Required work: Find the word "السبب" in the material below and gather every line that contains it.

Dataset items:
○ ○ ○

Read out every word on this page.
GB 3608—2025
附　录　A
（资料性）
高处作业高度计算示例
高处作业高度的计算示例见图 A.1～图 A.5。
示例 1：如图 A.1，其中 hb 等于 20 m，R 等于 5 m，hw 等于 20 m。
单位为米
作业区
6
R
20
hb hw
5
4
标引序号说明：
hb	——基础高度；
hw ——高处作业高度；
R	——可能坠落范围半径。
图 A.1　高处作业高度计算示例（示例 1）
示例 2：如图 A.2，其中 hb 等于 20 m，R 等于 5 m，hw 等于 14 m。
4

○ ○ ○

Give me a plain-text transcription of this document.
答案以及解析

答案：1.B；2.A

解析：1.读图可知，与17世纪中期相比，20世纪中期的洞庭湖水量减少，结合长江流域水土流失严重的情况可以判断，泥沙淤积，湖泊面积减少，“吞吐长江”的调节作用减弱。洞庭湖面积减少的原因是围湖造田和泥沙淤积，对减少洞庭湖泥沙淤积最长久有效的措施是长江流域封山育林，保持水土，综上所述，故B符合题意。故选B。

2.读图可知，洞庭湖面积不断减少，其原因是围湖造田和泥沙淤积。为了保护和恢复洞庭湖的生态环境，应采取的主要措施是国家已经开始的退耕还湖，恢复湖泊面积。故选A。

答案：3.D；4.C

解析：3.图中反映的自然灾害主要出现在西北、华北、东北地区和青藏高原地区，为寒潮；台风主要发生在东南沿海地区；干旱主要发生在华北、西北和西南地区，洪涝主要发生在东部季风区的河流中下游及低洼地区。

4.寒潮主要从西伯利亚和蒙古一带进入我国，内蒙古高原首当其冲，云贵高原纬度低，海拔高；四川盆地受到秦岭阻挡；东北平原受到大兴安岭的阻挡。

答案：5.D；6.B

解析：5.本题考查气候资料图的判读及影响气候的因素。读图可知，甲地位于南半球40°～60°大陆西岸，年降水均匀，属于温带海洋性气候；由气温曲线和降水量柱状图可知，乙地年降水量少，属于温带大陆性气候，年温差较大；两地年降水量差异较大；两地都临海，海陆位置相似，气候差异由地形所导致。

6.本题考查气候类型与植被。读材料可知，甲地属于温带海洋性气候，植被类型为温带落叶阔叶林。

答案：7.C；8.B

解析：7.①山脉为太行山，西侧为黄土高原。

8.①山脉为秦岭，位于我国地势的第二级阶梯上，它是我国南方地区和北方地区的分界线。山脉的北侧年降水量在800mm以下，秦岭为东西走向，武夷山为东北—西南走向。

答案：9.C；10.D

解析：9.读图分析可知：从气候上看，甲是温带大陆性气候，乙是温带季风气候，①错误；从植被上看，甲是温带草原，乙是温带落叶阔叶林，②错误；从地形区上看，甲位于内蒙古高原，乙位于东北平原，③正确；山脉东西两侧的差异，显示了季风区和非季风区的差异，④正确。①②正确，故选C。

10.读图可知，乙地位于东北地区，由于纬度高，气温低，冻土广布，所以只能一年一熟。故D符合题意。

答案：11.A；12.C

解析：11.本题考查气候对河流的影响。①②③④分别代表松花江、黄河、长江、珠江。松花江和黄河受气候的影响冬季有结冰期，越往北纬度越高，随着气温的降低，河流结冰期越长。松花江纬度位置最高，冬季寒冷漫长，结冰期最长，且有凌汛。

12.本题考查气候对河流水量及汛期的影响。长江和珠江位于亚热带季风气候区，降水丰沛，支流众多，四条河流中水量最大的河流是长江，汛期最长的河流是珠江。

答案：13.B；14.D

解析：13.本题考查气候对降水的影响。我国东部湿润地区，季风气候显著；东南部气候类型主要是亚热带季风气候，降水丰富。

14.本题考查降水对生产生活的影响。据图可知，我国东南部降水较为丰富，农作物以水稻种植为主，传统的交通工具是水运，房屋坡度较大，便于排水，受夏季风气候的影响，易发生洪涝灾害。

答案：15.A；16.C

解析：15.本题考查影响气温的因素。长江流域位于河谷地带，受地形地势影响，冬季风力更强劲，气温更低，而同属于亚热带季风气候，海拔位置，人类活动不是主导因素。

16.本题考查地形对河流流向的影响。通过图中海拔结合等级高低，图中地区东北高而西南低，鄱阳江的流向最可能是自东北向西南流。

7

○ ○ ○

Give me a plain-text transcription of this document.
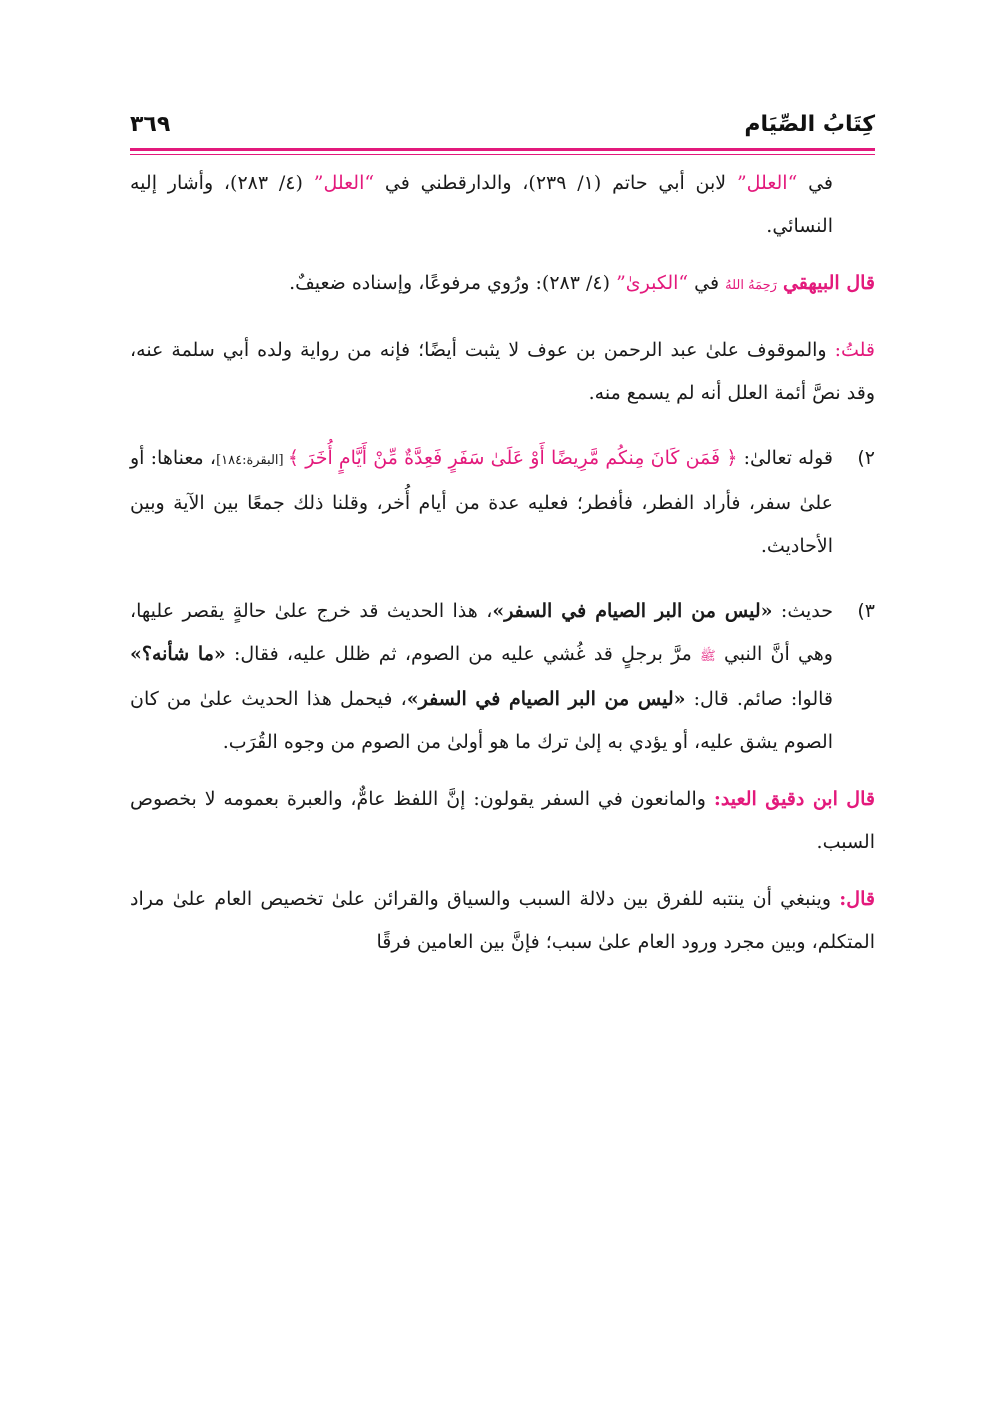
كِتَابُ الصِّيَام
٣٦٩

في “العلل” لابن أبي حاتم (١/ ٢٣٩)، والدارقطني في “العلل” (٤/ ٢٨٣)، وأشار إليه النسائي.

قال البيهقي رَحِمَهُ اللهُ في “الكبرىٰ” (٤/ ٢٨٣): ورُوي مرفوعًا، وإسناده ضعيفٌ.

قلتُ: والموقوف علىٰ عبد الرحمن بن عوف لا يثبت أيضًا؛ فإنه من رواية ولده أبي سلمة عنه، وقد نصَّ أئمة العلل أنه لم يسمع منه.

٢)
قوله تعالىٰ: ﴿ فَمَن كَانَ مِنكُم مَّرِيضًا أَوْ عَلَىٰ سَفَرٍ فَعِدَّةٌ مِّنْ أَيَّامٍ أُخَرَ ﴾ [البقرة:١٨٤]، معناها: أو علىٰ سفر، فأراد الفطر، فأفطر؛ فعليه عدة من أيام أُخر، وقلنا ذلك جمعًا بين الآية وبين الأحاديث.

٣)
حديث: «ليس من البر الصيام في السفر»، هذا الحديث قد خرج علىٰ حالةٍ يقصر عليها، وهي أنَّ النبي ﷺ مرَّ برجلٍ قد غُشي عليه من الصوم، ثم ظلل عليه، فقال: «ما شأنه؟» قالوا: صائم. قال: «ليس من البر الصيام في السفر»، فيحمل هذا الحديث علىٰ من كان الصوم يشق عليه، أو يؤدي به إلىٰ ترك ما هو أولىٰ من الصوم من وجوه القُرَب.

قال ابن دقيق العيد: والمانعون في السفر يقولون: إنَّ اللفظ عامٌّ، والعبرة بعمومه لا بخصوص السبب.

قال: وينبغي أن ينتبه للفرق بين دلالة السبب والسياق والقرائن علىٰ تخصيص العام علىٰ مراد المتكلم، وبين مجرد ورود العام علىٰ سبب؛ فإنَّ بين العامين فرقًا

○ ○ ○

The response:
قال ابن دقيق العيد: والمانعون في السفر يقولون: إنَّ اللفظ عامٌّ، والعبرة بعمومه لا بخصوص السبب.
قال: وينبغي أن ينتبه للفرق بين دلالة السبب والسياق والقرائن علىٰ تخصيص العام علىٰ مراد المتكلم، وبين مجرد ورود العام علىٰ سبب؛ فإنَّ بين العامين فرقًا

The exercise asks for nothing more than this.